··· EXTRACTED INFORMATION

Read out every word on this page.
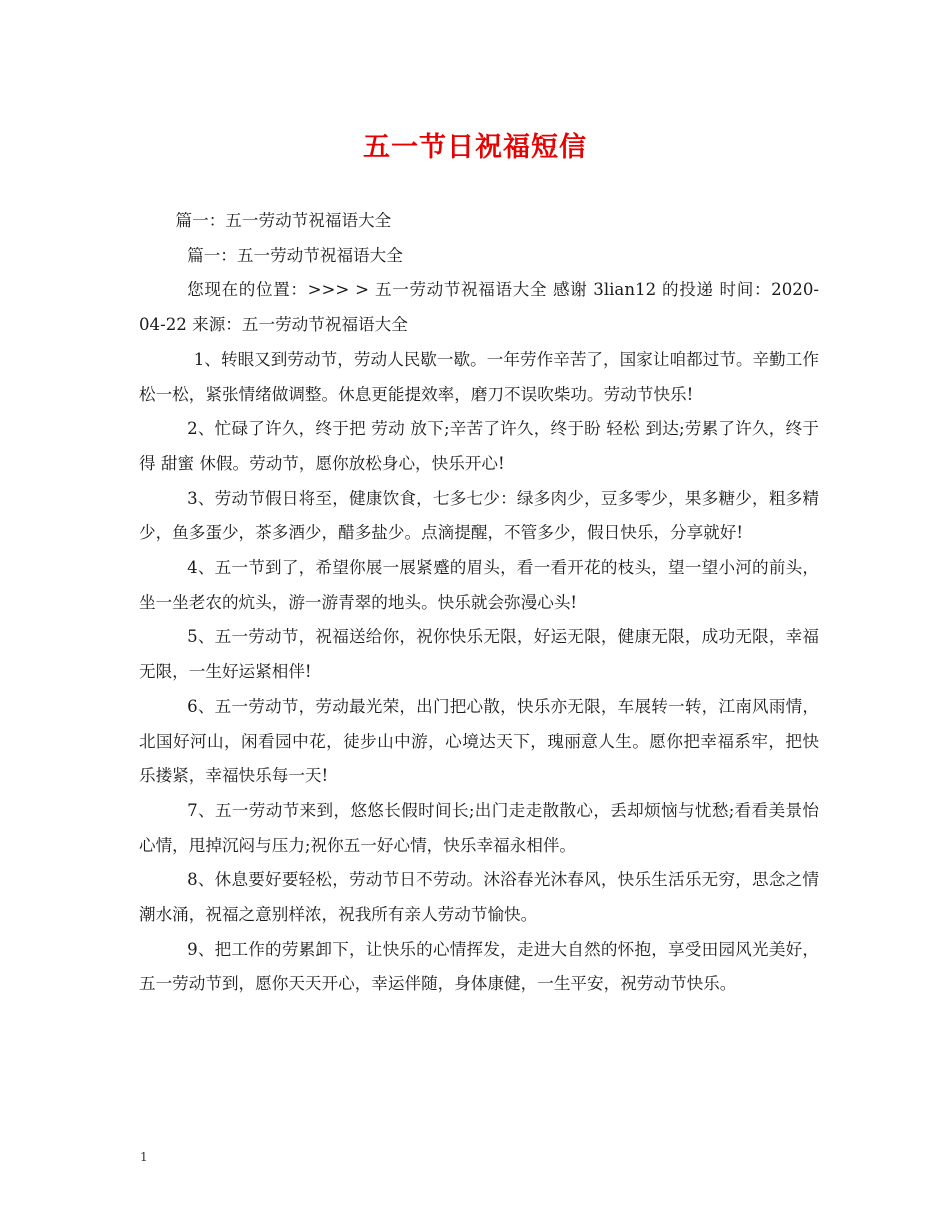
五一节日祝福短信

篇一：五一劳动节祝福语大全

篇一：五一劳动节祝福语大全

您现在的位置：>>> > 五一劳动节祝福语大全 感谢 3lian12 的投递 时间：2020-04-22 来源：五一劳动节祝福语大全

1、转眼又到劳动节，劳动人民歇一歇。一年劳作辛苦了，国家让咱都过节。辛勤工作松一松，紧张情绪做调整。休息更能提效率，磨刀不误吹柴功。劳动节快乐!

2、忙碌了许久，终于把 劳动 放下;辛苦了许久，终于盼 轻松 到达;劳累了许久，终于得 甜蜜 休假。劳动节，愿你放松身心，快乐开心!

3、劳动节假日将至，健康饮食，七多七少：绿多肉少，豆多零少，果多糖少，粗多精少，鱼多蛋少，茶多酒少，醋多盐少。点滴提醒，不管多少，假日快乐，分享就好!

4、五一节到了，希望你展一展紧蹙的眉头，看一看开花的枝头，望一望小河的前头，坐一坐老农的炕头，游一游青翠的地头。快乐就会弥漫心头!

5、五一劳动节，祝福送给你，祝你快乐无限，好运无限，健康无限，成功无限，幸福无限，一生好运紧相伴!

6、五一劳动节，劳动最光荣，出门把心散，快乐亦无限，车展转一转，江南风雨情，北国好河山，闲看园中花，徒步山中游，心境达天下，瑰丽意人生。愿你把幸福系牢，把快乐搂紧，幸福快乐每一天!

7、五一劳动节来到，悠悠长假时间长;出门走走散散心，丢却烦恼与忧愁;看看美景怡心情，甩掉沉闷与压力;祝你五一好心情，快乐幸福永相伴。

8、休息要好要轻松，劳动节日不劳动。沐浴春光沐春风，快乐生活乐无穷，思念之情潮水涌，祝福之意别样浓，祝我所有亲人劳动节愉快。

9、把工作的劳累卸下，让快乐的心情挥发，走进大自然的怀抱，享受田园风光美好，五一劳动节到，愿你天天开心，幸运伴随，身体康健，一生平安，祝劳动节快乐。

1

······

DO THIS |
Extract the full listing exactly, with the pictures left out.

THE OUTPUT |
Read out every word on this page.
五一节日祝福短信

篇一：五一劳动节祝福语大全

篇一：五一劳动节祝福语大全

您现在的位置：>>> > 五一劳动节祝福语大全 感谢 3lian12 的投递 时间：2020-04-22 来源：五一劳动节祝福语大全

1、转眼又到劳动节，劳动人民歇一歇。一年劳作辛苦了，国家让咱都过节。辛勤工作松一松，紧张情绪做调整。休息更能提效率，磨刀不误吹柴功。劳动节快乐!

2、忙碌了许久，终于把 劳动 放下;辛苦了许久，终于盼 轻松 到达;劳累了许久，终于得 甜蜜 休假。劳动节，愿你放松身心，快乐开心!

3、劳动节假日将至，健康饮食，七多七少：绿多肉少，豆多零少，果多糖少，粗多精少，鱼多蛋少，茶多酒少，醋多盐少。点滴提醒，不管多少，假日快乐，分享就好!

4、五一节到了，希望你展一展紧蹙的眉头，看一看开花的枝头，望一望小河的前头，坐一坐老农的炕头，游一游青翠的地头。快乐就会弥漫心头!

5、五一劳动节，祝福送给你，祝你快乐无限，好运无限，健康无限，成功无限，幸福无限，一生好运紧相伴!

6、五一劳动节，劳动最光荣，出门把心散，快乐亦无限，车展转一转，江南风雨情，北国好河山，闲看园中花，徒步山中游，心境达天下，瑰丽意人生。愿你把幸福系牢，把快乐搂紧，幸福快乐每一天!

7、五一劳动节来到，悠悠长假时间长;出门走走散散心，丢却烦恼与忧愁;看看美景怡心情，甩掉沉闷与压力;祝你五一好心情，快乐幸福永相伴。

8、休息要好要轻松，劳动节日不劳动。沐浴春光沐春风，快乐生活乐无穷，思念之情潮水涌，祝福之意别样浓，祝我所有亲人劳动节愉快。

9、把工作的劳累卸下，让快乐的心情挥发，走进大自然的怀抱，享受田园风光美好，五一劳动节到，愿你天天开心，幸运伴随，身体康健，一生平安，祝劳动节快乐。

1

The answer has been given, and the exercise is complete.